>>>>

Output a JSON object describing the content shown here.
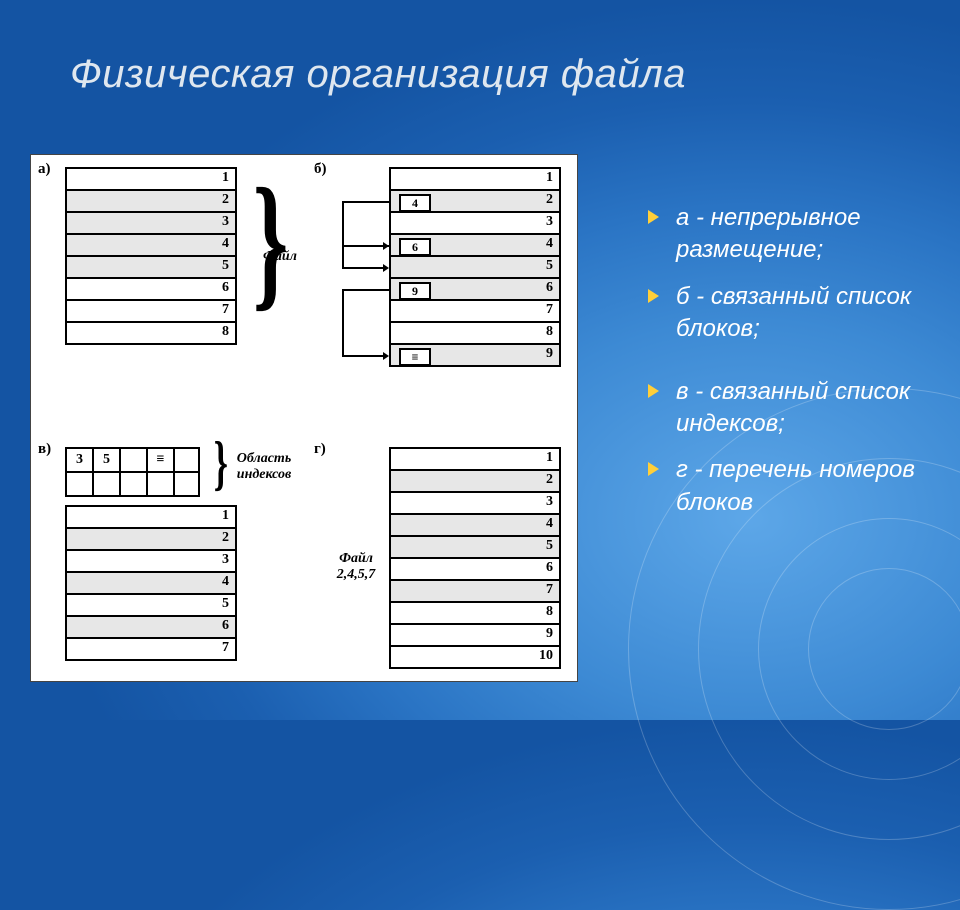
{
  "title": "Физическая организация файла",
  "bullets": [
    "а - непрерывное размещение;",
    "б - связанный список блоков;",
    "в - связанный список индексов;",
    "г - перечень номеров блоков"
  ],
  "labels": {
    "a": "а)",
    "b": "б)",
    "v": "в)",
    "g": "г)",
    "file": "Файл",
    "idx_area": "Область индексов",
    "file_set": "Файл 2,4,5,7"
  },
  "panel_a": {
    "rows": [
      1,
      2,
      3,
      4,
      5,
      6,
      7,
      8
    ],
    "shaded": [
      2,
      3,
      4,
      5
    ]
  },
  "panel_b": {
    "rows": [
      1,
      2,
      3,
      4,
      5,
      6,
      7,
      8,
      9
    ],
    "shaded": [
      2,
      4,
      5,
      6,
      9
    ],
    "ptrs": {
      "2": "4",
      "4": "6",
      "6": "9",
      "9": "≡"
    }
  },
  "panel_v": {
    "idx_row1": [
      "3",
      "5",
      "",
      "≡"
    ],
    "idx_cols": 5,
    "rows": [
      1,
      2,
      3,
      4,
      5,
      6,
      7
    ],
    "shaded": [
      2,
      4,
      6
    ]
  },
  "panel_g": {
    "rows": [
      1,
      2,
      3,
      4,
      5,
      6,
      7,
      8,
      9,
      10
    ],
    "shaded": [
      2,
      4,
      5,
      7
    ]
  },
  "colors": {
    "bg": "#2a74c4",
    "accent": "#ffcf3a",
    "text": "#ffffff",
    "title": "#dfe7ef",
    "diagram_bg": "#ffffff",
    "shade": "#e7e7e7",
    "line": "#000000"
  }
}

<<<<
>>>>

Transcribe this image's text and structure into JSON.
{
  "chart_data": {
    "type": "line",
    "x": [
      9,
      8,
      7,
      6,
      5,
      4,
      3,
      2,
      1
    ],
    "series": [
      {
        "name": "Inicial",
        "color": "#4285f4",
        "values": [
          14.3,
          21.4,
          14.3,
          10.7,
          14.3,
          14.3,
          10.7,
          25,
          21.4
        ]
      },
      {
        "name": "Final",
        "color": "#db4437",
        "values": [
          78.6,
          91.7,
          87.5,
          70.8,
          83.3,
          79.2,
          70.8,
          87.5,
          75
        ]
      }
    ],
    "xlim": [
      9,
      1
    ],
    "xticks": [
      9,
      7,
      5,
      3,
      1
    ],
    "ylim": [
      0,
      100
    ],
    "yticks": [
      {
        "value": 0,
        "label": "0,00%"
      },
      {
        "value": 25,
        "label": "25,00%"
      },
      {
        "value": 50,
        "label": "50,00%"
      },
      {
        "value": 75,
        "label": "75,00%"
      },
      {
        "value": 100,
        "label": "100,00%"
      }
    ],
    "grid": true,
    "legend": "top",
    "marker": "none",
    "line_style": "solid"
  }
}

<<<<

Working from the entries above, return all lines that contain "JSON".

• OUTPUT FOR THIS TASK
Output a JSON object describing the content shown here.
Transcribe this image's text and structure into JSON.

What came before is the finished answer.